Your task.
Count each line in which the word "федеральных" appears. Reply with the total and nothing more.

(Stored entries)
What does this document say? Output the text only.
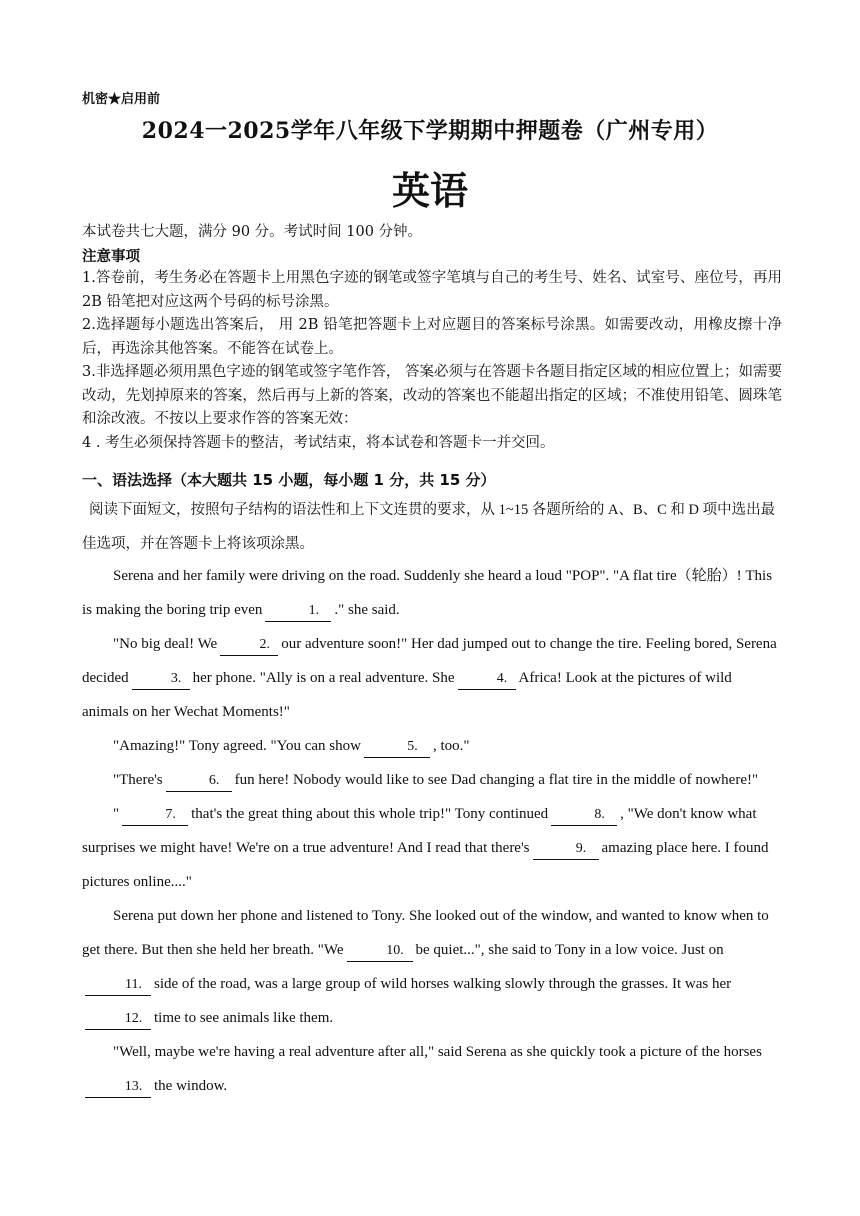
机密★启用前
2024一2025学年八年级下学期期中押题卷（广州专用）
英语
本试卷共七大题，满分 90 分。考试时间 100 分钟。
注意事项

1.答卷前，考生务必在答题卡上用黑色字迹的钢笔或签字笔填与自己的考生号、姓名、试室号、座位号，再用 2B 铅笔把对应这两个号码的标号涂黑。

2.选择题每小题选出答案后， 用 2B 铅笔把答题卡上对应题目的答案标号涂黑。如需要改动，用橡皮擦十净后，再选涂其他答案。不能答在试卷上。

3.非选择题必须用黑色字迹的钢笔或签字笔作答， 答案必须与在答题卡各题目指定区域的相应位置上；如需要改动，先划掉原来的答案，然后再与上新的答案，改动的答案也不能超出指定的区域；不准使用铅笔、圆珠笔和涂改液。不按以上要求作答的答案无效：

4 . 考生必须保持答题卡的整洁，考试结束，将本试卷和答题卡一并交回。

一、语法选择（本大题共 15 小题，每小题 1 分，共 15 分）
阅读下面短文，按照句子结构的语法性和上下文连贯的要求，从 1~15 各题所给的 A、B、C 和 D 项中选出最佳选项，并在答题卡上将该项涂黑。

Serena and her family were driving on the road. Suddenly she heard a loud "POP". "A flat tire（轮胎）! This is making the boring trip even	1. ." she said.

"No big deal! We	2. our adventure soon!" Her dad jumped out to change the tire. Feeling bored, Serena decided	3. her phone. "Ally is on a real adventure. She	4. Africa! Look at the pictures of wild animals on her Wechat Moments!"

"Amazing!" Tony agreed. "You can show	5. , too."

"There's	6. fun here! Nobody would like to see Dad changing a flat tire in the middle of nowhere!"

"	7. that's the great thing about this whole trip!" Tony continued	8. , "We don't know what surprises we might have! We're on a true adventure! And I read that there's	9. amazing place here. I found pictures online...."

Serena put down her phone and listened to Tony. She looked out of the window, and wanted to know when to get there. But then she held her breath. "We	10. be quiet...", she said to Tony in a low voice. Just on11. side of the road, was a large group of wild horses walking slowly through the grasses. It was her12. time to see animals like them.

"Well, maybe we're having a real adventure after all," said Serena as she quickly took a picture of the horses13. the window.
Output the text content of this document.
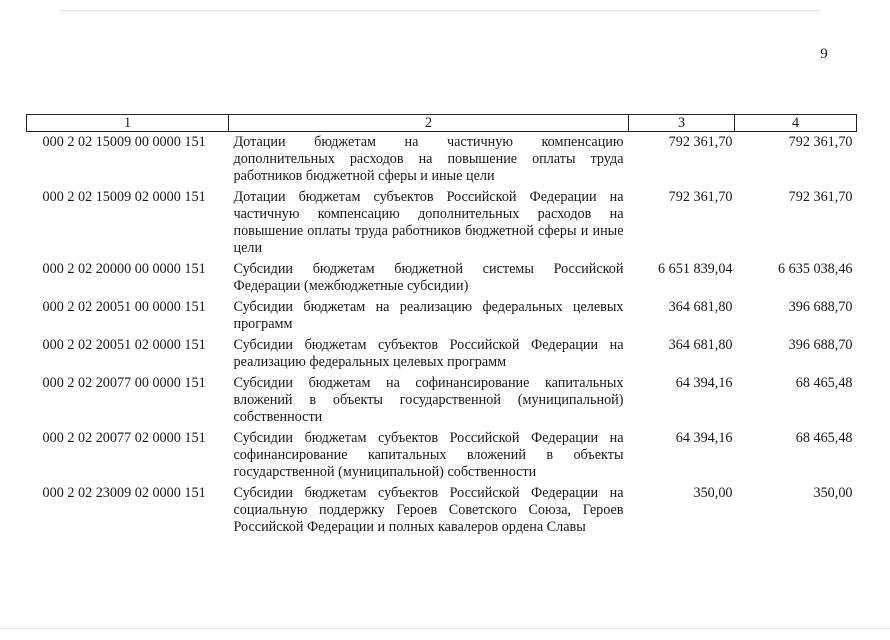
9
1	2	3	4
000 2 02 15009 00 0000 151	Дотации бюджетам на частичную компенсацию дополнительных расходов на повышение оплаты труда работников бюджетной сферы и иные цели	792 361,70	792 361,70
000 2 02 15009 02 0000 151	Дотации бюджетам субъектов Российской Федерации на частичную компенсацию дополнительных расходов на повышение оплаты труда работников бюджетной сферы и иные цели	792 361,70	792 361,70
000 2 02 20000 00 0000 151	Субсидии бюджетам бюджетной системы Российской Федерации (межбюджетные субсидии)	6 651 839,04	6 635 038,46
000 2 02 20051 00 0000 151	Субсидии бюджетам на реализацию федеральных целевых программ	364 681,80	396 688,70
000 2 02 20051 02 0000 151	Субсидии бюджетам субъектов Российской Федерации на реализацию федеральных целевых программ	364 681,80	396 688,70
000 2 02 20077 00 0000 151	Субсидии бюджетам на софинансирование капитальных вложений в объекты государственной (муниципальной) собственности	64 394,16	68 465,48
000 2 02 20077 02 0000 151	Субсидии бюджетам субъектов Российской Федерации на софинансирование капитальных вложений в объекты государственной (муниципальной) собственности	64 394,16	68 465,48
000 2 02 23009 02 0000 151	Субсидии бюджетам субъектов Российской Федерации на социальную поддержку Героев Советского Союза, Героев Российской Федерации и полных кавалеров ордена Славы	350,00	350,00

* * *

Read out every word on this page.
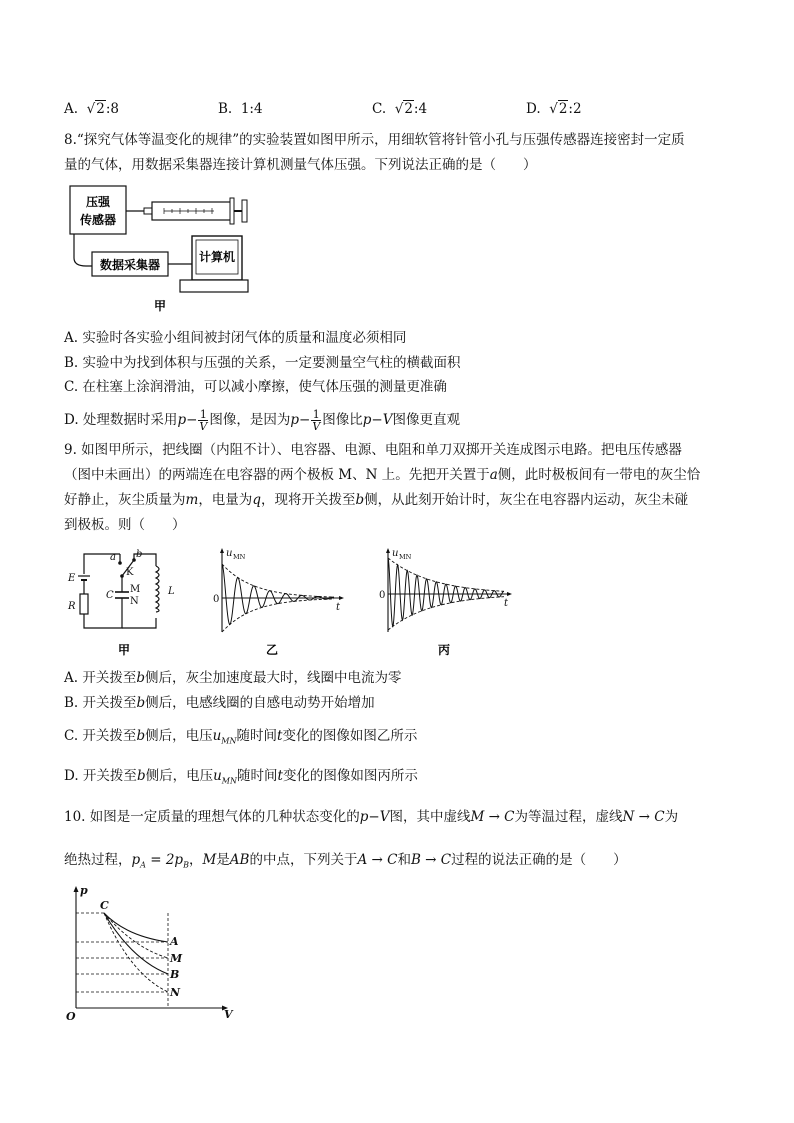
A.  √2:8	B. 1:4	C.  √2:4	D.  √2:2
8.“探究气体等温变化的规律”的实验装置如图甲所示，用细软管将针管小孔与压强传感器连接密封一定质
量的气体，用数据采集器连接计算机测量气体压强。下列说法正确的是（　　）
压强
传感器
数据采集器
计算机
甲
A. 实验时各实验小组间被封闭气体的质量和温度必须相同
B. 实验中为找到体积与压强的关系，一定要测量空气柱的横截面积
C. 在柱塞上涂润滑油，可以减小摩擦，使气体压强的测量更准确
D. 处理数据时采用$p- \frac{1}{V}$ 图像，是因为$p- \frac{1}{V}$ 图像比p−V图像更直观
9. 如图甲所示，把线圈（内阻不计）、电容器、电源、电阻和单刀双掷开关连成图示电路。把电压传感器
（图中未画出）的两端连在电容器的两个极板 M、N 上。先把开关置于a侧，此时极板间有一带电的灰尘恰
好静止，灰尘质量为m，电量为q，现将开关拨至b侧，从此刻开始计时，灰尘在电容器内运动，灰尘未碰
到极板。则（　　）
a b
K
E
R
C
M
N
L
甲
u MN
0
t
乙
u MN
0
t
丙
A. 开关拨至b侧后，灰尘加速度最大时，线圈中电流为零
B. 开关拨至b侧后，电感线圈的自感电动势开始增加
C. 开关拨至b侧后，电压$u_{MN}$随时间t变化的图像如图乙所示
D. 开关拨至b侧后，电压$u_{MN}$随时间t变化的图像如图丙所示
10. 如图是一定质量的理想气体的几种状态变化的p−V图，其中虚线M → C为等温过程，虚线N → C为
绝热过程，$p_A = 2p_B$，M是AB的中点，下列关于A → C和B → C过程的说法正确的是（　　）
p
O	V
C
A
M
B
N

* * *

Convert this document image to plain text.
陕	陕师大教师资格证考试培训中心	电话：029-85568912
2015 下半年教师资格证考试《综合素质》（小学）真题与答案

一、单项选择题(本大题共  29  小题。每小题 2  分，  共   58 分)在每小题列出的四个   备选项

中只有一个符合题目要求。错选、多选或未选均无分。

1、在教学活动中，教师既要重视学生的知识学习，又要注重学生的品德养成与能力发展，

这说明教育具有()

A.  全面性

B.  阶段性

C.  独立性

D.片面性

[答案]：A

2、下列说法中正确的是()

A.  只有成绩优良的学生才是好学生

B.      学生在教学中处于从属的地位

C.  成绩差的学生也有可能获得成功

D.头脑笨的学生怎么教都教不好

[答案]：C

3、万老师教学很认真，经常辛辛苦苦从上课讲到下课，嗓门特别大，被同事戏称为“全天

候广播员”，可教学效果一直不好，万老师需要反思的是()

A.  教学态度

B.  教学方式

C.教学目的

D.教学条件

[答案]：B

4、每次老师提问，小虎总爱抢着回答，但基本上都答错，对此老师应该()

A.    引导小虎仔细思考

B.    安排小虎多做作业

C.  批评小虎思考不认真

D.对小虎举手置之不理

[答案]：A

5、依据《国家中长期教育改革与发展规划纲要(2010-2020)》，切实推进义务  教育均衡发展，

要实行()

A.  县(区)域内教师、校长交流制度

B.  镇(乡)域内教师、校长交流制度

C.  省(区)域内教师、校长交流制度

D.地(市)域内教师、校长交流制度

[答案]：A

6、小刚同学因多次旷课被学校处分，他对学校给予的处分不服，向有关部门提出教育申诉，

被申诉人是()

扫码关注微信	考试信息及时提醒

Solution.
2